** Start **

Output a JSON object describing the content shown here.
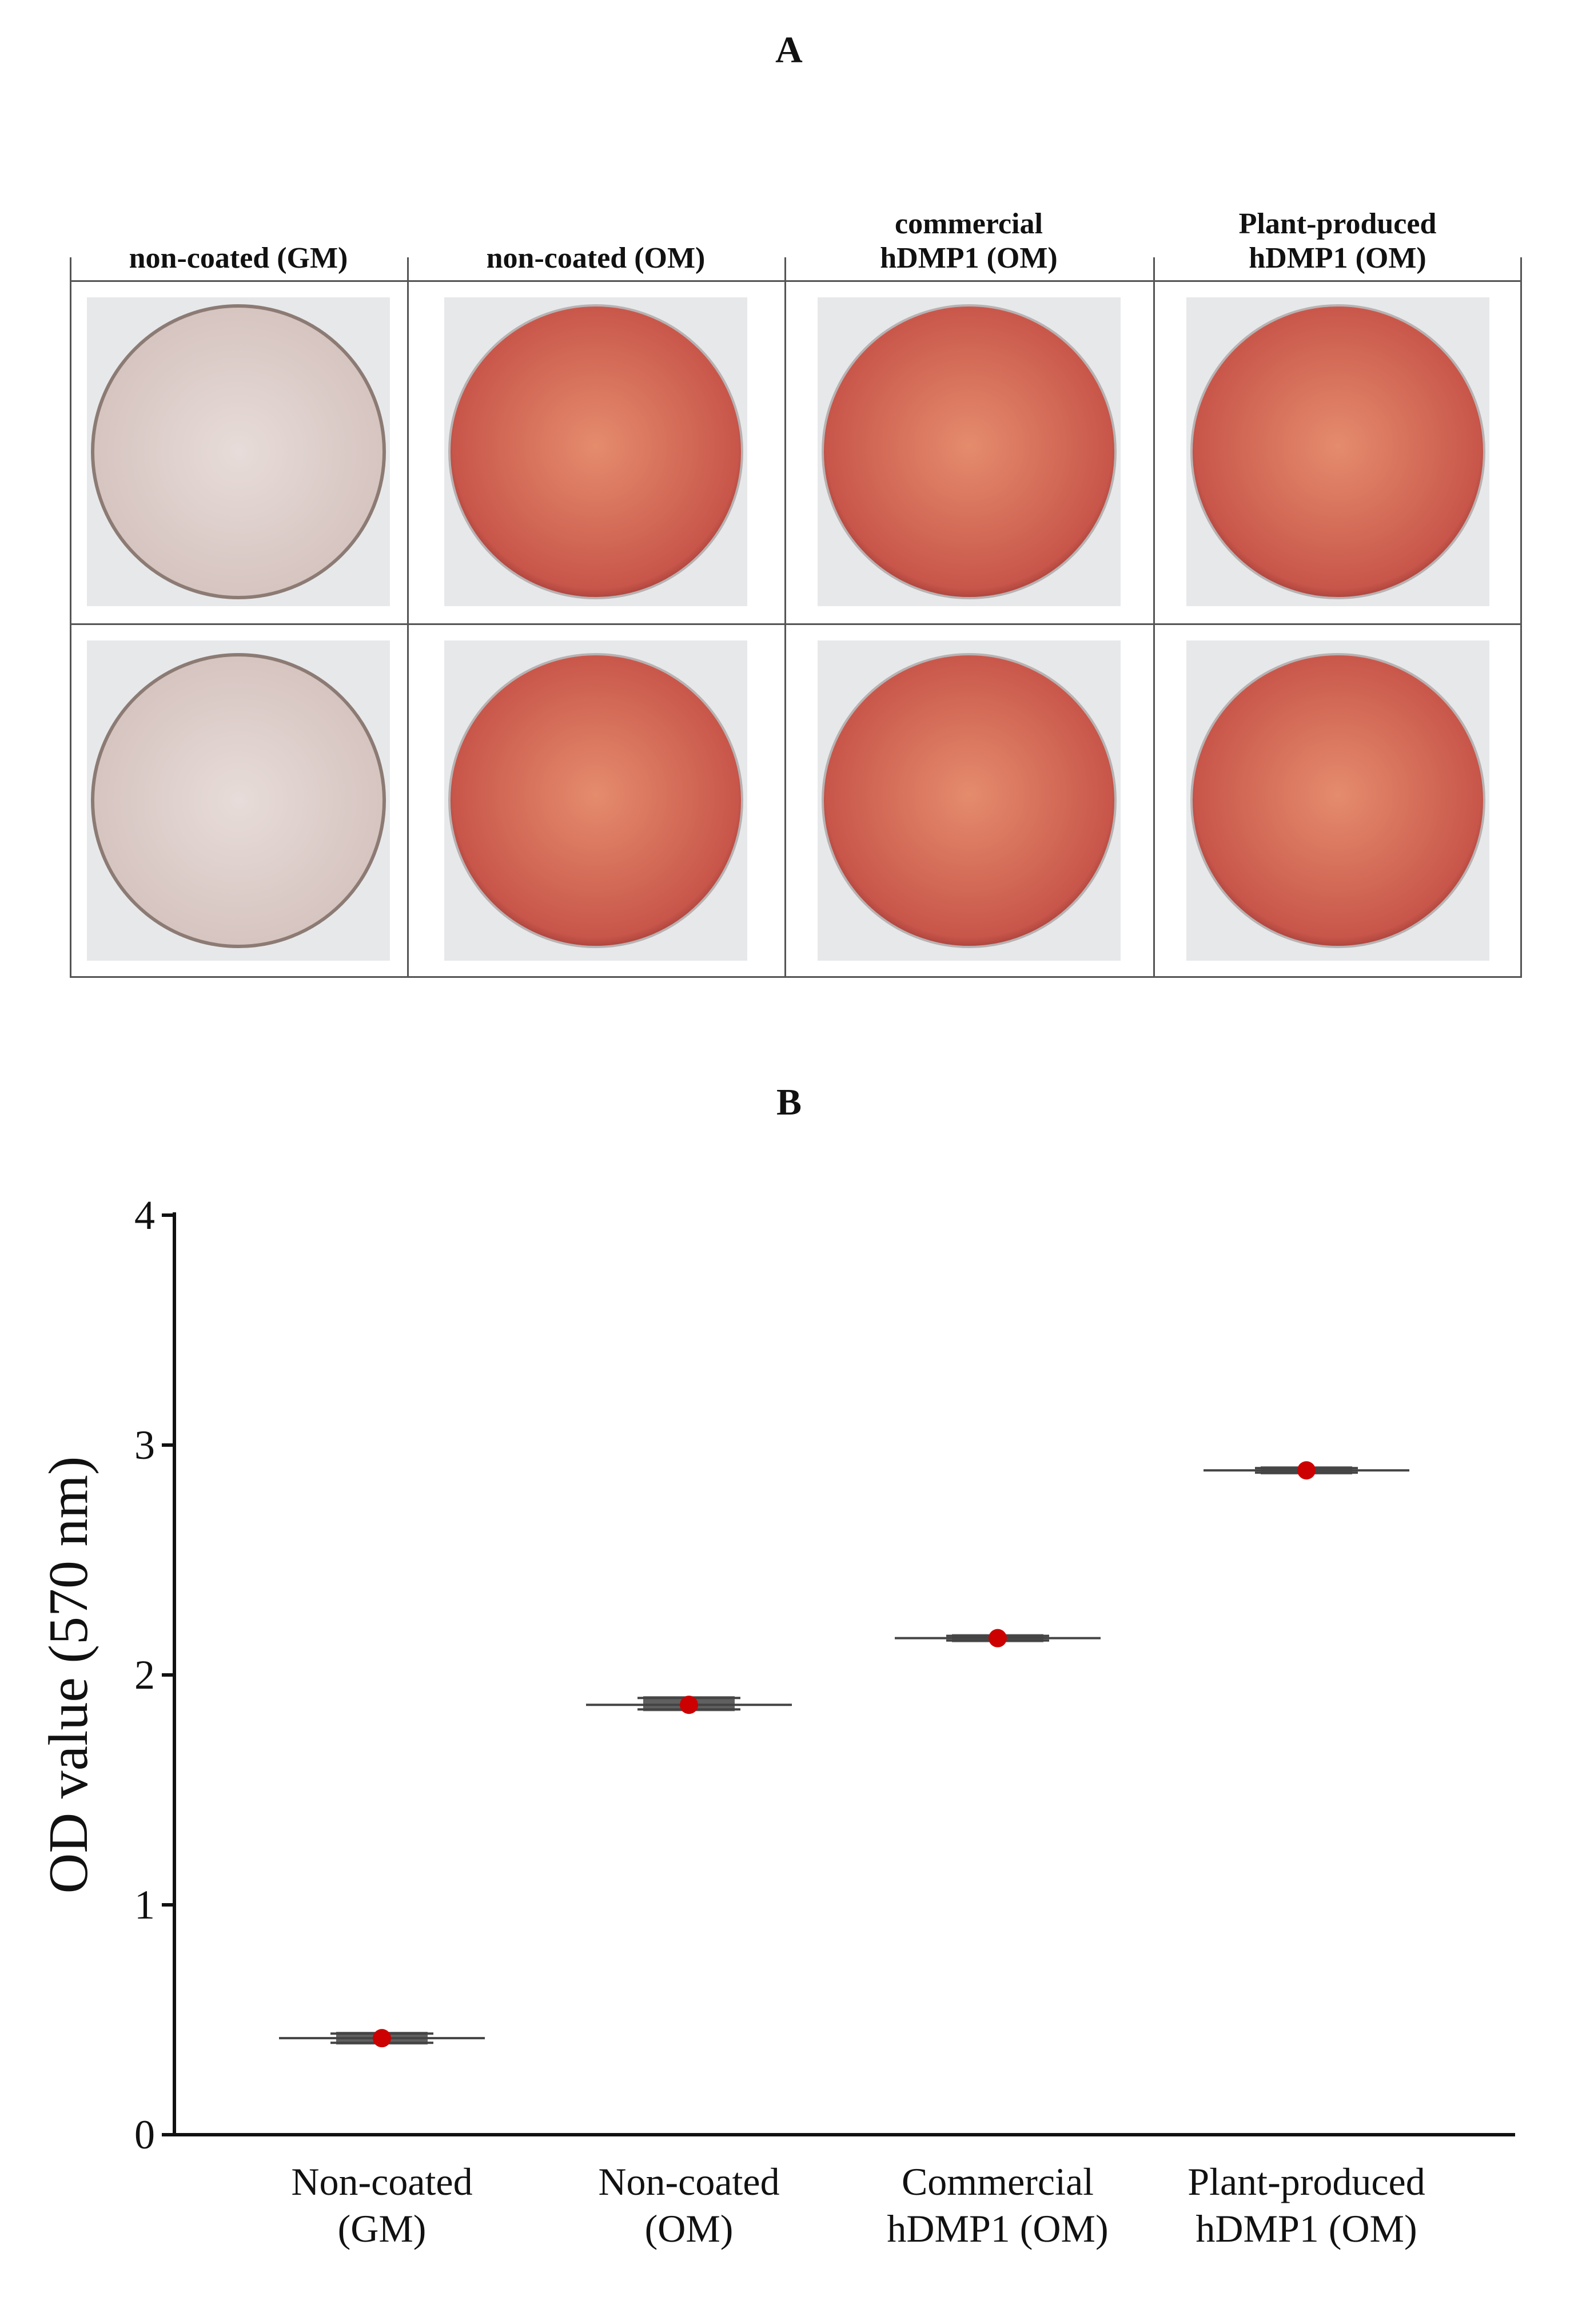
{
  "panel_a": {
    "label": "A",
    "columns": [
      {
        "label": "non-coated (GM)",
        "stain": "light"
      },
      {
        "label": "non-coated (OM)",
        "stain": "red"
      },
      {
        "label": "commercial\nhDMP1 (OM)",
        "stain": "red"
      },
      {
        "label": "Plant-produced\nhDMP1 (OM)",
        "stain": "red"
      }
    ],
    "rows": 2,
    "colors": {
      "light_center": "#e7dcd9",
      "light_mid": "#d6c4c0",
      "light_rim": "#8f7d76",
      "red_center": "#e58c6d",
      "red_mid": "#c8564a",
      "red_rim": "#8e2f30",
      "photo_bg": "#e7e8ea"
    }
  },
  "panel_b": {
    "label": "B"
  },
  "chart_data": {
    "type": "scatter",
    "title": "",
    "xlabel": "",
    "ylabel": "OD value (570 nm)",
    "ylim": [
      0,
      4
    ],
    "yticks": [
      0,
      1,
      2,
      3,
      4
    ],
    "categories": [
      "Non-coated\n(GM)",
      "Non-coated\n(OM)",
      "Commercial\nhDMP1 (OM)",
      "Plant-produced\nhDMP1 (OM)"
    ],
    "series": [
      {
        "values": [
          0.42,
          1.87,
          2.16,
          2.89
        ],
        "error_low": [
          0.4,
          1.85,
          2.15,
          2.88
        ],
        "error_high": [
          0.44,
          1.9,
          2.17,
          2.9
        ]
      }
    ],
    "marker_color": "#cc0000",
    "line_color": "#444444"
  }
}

** End **
** Start **

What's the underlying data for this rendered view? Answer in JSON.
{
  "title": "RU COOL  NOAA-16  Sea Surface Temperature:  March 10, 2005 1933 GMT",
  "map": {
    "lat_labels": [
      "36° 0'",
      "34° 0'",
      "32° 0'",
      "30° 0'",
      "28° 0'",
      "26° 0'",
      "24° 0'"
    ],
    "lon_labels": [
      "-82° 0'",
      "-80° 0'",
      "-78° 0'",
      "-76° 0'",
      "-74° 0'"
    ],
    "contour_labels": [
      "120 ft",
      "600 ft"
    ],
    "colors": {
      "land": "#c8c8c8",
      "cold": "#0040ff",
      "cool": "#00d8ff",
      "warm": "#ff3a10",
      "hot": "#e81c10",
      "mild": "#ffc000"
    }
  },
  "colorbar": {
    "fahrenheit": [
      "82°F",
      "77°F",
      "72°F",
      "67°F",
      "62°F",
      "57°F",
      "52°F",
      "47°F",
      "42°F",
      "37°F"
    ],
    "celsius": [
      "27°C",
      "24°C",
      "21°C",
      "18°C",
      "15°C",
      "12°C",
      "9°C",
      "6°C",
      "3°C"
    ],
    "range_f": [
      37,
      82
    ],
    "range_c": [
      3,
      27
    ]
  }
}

** End **

Extract all lines from the material above that include the word "JSON".

▶ [OUTPUT OF THE TASK]:
Output a JSON object describing the content shown here.
What's the underlying data for this rendered view? Answer in JSON.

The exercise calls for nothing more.